__PROBLEM DESCRIPTION__
Look for the string "this" in the lines and copy each line that has it.

__DATA EXTRACT__
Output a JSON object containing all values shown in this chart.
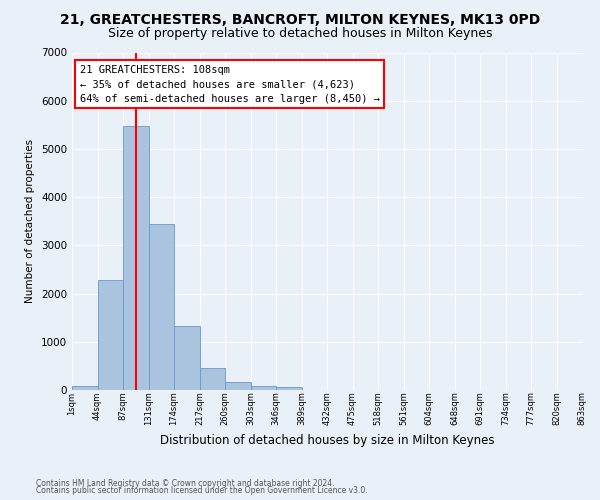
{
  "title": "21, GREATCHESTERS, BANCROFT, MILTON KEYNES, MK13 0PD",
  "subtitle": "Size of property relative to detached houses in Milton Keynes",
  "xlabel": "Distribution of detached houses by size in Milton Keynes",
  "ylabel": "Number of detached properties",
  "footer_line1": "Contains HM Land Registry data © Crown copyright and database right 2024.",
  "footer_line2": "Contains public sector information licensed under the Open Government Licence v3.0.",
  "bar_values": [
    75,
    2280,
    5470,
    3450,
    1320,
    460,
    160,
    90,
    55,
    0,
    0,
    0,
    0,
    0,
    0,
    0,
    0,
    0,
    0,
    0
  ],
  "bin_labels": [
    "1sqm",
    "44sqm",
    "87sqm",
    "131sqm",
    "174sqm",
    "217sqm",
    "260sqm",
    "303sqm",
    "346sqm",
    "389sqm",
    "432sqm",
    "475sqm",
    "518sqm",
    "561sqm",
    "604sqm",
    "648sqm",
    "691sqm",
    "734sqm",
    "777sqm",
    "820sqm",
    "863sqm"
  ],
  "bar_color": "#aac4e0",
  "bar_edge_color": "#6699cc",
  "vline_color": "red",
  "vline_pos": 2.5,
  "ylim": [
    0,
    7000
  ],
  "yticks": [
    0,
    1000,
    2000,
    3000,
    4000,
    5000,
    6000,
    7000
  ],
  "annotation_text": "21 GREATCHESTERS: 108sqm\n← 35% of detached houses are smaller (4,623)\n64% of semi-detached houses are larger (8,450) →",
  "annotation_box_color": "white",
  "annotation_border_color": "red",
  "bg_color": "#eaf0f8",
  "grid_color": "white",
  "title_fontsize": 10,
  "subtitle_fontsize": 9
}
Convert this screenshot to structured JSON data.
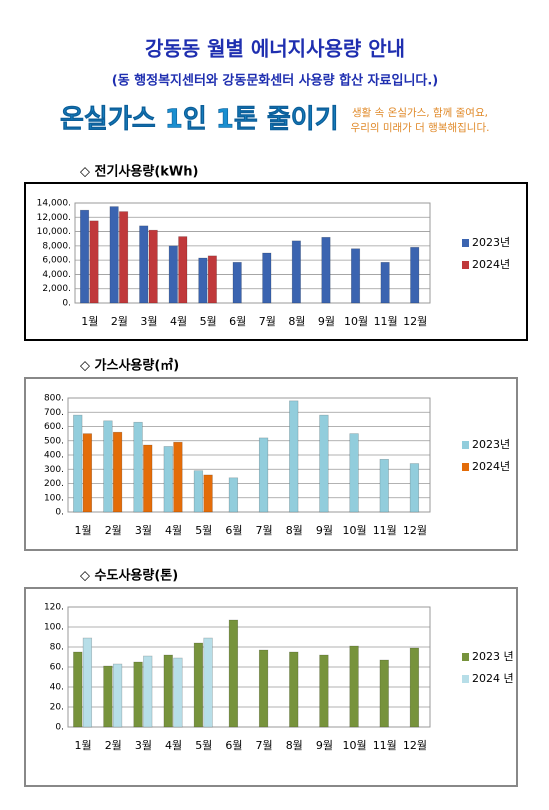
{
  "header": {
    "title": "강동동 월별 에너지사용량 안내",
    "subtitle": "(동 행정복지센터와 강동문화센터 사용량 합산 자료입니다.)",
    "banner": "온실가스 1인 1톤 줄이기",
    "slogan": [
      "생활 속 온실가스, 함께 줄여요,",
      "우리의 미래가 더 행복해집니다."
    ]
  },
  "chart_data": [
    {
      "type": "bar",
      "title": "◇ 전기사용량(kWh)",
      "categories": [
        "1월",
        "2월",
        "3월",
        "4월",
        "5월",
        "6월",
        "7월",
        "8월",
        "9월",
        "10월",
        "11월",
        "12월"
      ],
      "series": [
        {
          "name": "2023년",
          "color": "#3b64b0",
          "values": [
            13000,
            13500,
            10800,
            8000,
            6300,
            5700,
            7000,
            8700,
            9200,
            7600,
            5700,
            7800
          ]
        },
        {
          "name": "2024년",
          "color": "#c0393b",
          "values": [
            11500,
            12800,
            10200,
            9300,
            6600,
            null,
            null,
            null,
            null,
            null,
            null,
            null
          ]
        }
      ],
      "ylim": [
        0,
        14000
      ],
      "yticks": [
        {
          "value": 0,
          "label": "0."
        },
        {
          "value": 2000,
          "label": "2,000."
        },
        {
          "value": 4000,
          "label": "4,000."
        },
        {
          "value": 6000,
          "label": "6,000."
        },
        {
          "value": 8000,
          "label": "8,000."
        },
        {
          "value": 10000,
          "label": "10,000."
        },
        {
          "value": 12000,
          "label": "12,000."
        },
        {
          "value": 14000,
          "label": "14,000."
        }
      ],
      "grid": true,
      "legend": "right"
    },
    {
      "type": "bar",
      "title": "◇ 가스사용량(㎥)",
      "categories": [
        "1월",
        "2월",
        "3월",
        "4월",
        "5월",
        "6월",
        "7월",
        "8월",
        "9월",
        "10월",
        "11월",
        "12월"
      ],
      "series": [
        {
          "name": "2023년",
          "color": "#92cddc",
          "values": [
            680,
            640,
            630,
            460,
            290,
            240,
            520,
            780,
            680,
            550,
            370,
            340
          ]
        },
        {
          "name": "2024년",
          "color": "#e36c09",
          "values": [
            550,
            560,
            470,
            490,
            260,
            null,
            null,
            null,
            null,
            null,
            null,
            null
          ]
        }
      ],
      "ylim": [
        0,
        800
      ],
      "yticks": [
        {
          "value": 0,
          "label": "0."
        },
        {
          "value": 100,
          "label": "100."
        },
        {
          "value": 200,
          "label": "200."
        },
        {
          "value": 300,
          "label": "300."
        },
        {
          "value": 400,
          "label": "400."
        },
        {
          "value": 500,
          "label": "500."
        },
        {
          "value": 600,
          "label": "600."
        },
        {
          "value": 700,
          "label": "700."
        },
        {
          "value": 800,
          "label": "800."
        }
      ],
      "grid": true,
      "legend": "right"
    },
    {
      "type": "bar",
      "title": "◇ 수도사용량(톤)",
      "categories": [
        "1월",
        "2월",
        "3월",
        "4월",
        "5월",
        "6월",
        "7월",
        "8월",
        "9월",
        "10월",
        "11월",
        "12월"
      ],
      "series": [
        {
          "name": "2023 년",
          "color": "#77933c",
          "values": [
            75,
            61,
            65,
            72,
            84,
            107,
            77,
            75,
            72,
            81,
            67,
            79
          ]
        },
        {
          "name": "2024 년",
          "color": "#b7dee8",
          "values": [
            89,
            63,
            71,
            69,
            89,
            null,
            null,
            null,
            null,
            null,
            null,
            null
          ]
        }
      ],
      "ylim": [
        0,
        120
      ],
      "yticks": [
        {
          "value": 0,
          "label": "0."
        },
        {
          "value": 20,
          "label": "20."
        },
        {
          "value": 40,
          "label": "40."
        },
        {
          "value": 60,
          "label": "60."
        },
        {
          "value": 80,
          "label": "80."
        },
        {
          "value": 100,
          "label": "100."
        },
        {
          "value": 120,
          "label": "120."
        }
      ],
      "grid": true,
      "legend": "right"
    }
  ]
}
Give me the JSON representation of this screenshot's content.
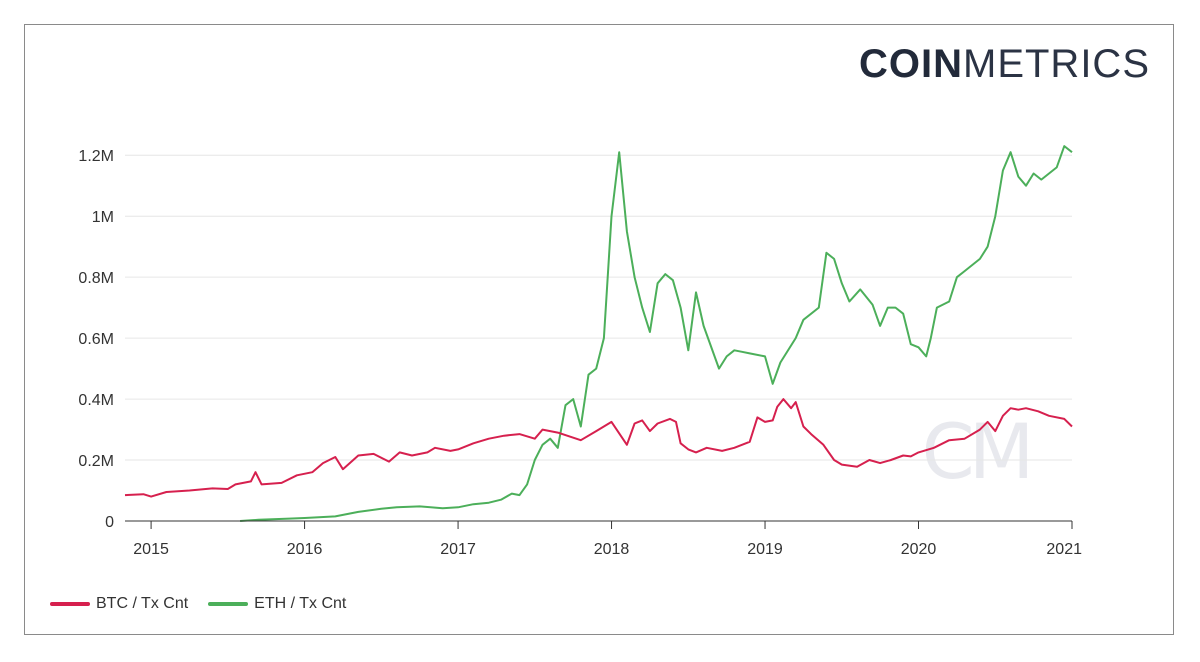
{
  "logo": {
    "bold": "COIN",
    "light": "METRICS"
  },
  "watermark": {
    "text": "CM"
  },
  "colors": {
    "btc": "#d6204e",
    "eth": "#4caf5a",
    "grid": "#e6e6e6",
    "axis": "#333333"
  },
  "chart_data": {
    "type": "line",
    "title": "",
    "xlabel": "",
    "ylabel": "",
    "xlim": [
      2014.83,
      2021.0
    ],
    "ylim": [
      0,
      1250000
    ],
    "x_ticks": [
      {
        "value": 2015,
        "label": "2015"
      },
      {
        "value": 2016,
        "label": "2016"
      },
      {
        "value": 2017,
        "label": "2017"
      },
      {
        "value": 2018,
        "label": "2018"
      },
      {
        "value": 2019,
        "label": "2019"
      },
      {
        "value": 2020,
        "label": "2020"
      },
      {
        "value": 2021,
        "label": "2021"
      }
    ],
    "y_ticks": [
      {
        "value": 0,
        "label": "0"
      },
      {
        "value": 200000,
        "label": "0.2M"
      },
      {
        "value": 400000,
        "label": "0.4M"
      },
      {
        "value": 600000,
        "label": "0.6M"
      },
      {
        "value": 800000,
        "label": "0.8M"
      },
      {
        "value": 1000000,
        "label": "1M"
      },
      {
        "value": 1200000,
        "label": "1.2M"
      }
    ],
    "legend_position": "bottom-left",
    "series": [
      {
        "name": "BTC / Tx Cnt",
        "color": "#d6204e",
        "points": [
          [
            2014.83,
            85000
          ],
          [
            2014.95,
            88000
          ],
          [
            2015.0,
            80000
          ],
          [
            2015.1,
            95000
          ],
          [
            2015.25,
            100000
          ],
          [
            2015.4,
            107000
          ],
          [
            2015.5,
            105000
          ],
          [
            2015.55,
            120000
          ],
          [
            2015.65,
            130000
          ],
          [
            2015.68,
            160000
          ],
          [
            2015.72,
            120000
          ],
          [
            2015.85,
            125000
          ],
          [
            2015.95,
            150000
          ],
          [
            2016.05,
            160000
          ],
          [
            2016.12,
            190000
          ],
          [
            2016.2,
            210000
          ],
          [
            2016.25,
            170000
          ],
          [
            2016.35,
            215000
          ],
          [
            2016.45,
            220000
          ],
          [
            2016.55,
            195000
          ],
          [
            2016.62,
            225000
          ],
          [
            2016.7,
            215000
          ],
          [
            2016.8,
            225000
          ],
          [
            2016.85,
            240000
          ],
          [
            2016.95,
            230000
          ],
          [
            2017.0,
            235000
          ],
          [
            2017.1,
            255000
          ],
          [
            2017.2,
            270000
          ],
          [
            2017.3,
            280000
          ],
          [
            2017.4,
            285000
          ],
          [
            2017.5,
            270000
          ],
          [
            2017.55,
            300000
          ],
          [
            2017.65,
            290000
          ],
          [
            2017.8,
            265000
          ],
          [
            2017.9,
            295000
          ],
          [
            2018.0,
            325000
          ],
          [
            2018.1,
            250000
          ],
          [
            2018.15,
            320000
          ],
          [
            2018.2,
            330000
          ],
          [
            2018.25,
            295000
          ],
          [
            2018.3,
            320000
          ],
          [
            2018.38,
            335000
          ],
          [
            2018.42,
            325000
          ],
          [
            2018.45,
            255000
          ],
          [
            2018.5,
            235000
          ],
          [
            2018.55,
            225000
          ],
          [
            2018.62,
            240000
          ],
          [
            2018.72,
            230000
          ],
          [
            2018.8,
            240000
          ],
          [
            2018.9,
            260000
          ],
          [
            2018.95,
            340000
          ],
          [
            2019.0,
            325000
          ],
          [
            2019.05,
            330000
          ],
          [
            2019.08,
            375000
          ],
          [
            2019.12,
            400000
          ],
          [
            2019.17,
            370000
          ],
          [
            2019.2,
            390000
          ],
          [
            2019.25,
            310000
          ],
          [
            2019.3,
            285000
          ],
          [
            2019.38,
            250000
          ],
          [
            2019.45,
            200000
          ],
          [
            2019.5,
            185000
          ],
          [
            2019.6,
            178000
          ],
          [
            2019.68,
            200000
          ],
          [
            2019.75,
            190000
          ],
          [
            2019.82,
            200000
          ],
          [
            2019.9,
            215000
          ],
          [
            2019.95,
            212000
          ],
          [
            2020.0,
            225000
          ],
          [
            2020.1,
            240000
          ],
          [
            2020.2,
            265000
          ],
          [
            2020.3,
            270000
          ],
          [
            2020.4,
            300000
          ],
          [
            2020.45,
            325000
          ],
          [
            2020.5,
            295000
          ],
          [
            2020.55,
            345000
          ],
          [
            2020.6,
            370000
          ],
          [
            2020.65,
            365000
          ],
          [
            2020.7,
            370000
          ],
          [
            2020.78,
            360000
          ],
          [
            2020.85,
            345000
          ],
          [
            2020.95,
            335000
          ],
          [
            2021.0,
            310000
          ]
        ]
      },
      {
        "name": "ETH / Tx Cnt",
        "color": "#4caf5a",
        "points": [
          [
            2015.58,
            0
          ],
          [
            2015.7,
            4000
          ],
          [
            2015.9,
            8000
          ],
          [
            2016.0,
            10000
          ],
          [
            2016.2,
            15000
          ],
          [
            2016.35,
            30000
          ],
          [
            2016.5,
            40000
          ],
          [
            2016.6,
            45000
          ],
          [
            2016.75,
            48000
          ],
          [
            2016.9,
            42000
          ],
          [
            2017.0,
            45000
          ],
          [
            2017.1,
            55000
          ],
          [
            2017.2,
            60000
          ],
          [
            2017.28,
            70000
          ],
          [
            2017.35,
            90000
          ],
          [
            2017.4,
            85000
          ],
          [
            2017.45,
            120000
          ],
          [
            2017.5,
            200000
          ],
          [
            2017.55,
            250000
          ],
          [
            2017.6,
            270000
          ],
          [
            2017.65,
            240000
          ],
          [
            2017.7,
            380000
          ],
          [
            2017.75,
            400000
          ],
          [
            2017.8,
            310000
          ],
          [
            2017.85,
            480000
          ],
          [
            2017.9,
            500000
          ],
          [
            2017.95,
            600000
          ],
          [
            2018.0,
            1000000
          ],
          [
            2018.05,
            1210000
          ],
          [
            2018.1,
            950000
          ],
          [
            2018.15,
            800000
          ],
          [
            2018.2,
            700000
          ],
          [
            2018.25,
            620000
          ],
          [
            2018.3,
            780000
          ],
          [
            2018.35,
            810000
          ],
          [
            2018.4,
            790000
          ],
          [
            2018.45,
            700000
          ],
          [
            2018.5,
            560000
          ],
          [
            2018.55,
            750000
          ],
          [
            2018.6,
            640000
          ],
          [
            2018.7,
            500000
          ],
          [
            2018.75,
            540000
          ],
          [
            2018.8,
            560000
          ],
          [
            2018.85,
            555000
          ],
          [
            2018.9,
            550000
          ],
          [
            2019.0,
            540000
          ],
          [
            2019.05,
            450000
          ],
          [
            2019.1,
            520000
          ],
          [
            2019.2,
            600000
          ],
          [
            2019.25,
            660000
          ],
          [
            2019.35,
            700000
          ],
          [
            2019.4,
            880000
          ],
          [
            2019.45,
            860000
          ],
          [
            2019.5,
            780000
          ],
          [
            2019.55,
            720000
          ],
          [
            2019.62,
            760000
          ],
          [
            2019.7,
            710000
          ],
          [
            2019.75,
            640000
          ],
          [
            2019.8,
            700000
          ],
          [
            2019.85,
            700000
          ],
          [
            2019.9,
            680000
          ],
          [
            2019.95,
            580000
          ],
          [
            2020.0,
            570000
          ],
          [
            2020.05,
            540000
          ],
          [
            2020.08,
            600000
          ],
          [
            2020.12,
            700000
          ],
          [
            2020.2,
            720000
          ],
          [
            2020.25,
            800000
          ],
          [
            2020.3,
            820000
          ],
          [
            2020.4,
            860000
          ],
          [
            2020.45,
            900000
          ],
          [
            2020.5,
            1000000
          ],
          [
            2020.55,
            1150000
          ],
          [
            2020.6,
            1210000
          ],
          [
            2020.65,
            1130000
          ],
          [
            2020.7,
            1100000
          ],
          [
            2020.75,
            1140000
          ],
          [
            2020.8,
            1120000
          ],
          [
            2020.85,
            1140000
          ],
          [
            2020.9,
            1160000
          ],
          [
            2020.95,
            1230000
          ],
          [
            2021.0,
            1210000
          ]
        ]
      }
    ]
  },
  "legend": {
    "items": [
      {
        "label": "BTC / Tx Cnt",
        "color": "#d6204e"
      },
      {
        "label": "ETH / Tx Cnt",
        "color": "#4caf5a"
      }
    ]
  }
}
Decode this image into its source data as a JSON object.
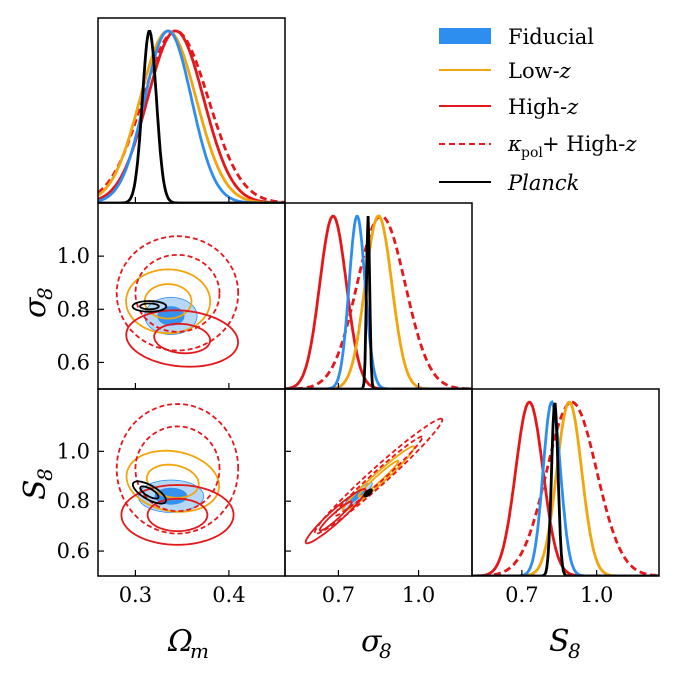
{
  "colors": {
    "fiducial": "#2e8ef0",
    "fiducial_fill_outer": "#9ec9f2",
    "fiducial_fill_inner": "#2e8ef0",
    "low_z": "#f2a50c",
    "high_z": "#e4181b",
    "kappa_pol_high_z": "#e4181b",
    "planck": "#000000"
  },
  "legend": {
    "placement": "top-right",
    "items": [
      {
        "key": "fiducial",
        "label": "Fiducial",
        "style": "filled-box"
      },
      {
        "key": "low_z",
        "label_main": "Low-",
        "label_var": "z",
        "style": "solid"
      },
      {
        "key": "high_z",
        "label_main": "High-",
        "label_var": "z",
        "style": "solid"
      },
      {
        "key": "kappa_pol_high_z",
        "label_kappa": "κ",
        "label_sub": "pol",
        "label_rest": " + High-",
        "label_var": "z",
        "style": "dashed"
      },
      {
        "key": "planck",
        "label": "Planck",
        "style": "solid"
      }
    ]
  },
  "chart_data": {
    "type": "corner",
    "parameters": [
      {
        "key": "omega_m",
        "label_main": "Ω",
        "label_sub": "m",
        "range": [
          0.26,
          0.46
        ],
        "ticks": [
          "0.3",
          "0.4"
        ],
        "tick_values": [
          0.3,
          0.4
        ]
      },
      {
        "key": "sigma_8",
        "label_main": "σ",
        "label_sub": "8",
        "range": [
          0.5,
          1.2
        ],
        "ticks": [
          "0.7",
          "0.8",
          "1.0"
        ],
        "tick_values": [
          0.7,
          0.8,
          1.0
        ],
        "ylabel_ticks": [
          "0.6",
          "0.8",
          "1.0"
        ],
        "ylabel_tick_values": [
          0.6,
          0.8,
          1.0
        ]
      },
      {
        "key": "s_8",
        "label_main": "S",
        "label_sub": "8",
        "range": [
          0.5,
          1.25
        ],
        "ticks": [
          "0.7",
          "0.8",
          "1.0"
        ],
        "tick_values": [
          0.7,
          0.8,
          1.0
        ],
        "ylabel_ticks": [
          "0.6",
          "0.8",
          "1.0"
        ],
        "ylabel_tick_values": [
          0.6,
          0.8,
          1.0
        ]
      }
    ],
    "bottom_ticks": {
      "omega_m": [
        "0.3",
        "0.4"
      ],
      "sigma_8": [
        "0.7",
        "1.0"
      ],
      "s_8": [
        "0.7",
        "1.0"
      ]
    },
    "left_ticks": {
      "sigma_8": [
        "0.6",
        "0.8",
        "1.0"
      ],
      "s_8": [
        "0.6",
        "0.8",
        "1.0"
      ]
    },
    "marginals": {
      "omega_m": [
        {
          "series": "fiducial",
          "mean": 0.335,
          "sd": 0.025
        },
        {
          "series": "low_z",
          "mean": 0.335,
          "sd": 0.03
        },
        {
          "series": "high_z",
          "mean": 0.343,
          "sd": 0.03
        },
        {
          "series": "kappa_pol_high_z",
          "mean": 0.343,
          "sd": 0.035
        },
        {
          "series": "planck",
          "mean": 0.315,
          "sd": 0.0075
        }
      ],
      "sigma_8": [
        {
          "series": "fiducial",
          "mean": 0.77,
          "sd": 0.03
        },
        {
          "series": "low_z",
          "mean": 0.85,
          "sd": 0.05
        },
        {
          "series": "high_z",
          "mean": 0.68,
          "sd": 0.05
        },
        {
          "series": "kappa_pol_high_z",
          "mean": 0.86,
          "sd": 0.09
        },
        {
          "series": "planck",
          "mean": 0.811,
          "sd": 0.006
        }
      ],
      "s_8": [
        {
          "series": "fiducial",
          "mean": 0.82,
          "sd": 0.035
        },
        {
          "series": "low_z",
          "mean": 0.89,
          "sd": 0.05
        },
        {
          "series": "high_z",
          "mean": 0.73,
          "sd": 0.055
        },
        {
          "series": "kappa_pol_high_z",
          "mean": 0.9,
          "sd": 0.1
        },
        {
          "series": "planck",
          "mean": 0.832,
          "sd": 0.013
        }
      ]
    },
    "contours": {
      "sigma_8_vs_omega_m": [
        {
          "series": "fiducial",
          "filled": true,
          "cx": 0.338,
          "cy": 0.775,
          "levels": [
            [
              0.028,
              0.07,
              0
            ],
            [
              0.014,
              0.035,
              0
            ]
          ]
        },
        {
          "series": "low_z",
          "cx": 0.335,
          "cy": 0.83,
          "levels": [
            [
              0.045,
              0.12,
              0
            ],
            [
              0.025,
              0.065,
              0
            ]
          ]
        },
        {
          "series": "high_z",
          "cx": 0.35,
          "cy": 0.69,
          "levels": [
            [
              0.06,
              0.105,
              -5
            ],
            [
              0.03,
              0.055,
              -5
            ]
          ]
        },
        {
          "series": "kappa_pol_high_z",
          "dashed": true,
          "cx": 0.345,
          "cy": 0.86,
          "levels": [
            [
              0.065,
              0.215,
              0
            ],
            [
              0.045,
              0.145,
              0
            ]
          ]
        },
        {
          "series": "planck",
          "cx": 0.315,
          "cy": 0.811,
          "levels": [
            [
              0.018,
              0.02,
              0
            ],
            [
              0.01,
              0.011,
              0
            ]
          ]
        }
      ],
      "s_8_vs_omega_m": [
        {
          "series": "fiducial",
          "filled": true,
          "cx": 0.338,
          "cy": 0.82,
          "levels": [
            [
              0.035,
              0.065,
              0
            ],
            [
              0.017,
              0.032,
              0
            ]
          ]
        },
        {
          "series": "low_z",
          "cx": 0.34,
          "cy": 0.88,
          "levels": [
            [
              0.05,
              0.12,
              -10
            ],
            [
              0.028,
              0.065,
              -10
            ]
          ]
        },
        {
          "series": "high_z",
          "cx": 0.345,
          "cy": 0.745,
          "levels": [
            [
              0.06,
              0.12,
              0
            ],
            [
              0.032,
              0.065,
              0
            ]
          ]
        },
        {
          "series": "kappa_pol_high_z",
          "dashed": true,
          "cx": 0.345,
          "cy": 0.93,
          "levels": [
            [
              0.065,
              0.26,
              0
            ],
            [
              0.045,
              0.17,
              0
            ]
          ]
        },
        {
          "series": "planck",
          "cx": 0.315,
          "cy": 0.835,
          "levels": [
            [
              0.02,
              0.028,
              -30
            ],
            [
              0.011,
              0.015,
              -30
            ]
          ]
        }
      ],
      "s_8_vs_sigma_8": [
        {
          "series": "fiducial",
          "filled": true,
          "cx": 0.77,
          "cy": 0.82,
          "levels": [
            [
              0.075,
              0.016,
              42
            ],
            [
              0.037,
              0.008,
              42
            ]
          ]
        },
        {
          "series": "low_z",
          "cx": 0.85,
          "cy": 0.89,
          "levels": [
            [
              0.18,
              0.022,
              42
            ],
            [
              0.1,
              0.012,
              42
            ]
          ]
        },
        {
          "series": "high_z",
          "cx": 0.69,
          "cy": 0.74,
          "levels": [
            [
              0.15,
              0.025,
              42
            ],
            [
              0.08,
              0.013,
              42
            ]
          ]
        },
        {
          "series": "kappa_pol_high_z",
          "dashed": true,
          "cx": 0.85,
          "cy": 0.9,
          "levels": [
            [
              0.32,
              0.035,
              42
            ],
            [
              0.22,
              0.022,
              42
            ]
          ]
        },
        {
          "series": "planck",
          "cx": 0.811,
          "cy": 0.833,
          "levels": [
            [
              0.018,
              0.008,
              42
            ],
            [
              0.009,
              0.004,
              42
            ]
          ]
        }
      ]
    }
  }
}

__ANSWER__
Output a JSON object containing all values shown in this chart.
Convert this screenshot to structured JSON data.
Give me the JSON representation of this screenshot's content.
Decode this image into its source data as a JSON object.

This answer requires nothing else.